→ **DATA RECORDS**
%%
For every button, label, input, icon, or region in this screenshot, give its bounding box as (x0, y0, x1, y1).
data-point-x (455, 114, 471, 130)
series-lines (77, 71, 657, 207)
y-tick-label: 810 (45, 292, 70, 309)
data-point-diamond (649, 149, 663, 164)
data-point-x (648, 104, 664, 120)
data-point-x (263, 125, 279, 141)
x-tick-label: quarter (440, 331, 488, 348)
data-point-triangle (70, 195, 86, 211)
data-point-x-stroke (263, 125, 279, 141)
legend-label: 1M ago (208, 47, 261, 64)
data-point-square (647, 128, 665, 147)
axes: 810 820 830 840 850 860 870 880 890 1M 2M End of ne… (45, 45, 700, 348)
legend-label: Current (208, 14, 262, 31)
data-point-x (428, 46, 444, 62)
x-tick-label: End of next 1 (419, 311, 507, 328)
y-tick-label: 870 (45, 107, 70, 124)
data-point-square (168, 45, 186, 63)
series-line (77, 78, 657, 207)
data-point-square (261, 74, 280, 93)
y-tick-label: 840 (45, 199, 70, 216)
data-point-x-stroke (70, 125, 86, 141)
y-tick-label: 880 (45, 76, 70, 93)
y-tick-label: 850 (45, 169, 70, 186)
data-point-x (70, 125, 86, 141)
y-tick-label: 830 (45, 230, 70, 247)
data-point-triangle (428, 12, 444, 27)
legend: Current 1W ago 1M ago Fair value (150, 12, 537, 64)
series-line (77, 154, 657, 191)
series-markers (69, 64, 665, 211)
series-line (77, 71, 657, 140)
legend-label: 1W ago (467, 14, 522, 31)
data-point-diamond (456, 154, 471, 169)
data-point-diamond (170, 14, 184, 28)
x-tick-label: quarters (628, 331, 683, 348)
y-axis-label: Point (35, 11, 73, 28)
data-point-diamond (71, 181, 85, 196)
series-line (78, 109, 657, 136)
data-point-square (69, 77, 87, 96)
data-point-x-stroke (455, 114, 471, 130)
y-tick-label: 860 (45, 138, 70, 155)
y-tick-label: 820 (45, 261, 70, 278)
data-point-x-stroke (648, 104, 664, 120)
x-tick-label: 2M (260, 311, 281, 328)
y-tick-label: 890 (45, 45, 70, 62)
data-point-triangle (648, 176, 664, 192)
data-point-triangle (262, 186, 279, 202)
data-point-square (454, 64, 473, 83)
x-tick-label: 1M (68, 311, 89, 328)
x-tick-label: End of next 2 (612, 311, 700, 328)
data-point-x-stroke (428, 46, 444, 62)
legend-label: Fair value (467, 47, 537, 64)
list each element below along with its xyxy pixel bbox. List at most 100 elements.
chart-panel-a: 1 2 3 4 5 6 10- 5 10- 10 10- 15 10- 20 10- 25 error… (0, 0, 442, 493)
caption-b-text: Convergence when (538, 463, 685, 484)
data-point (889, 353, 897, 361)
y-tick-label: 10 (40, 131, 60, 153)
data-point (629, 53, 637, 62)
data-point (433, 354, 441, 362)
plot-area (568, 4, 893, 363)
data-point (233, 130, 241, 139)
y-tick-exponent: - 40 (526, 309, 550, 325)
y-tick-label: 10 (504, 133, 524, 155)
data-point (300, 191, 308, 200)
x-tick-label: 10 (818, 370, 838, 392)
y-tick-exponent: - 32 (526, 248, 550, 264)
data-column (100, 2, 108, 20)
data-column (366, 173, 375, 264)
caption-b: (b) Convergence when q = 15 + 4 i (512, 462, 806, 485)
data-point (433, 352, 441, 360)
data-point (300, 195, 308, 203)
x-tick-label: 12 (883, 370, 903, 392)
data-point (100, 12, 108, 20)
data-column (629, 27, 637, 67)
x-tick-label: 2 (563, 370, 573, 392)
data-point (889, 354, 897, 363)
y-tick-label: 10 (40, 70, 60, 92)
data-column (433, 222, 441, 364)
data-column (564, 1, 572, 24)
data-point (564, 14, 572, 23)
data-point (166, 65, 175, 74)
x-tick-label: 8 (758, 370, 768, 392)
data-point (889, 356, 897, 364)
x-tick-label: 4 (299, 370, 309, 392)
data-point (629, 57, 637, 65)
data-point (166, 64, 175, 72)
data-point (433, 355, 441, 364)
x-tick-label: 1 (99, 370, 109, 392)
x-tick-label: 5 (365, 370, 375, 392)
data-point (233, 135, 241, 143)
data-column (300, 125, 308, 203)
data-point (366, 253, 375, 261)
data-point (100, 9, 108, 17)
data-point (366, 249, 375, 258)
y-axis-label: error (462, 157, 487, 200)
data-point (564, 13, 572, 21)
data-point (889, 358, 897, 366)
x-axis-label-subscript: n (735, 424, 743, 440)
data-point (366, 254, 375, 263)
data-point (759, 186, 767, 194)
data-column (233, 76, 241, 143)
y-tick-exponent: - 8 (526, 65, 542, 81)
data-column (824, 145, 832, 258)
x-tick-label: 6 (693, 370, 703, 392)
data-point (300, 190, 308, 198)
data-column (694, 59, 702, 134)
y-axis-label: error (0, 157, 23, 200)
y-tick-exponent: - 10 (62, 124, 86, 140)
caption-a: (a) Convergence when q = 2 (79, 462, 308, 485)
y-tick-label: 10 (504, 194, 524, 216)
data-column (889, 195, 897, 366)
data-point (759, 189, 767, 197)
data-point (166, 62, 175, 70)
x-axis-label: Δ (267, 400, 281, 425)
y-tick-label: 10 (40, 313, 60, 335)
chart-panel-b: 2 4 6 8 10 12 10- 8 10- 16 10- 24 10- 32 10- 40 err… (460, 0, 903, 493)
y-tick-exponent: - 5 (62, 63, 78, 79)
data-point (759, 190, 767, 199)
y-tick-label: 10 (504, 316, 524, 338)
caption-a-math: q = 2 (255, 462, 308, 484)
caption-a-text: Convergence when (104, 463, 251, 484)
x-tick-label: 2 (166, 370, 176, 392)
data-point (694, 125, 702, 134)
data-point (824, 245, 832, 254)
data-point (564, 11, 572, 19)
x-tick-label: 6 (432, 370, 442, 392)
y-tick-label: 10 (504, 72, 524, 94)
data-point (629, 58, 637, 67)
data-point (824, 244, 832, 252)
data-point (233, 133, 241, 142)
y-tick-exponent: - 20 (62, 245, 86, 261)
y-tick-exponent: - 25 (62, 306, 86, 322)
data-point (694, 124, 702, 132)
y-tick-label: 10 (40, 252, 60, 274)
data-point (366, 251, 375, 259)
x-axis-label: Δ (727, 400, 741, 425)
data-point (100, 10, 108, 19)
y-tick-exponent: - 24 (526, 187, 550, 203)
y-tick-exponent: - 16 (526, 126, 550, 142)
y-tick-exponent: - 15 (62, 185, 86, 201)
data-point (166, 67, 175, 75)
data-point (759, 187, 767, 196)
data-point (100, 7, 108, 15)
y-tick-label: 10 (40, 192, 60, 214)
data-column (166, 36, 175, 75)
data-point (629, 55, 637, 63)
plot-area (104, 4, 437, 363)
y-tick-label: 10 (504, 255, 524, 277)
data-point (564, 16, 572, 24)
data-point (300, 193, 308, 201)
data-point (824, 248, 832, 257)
%%
%%
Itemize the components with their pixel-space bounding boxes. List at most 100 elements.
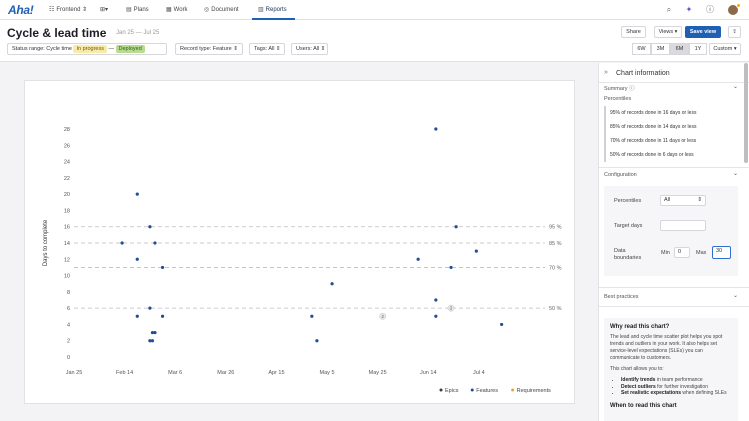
%%
→ **DIRECTIVE**
Reproduce verbatim the lines starting with the line that contains "For every button, label, input, icon, or" and continuing through the line that contains "data-point-x (263, 125, 279, 141)", including both of those lines.

→ **THE REPLY**
For every button, label, input, icon, or region in this screenshot, give its bounding box as (x0, y0, x1, y1).
data-point-x (455, 114, 471, 130)
series-lines (77, 71, 657, 207)
y-tick-label: 810 (45, 292, 70, 309)
data-point-diamond (649, 149, 663, 164)
data-point-x (648, 104, 664, 120)
data-point-x (263, 125, 279, 141)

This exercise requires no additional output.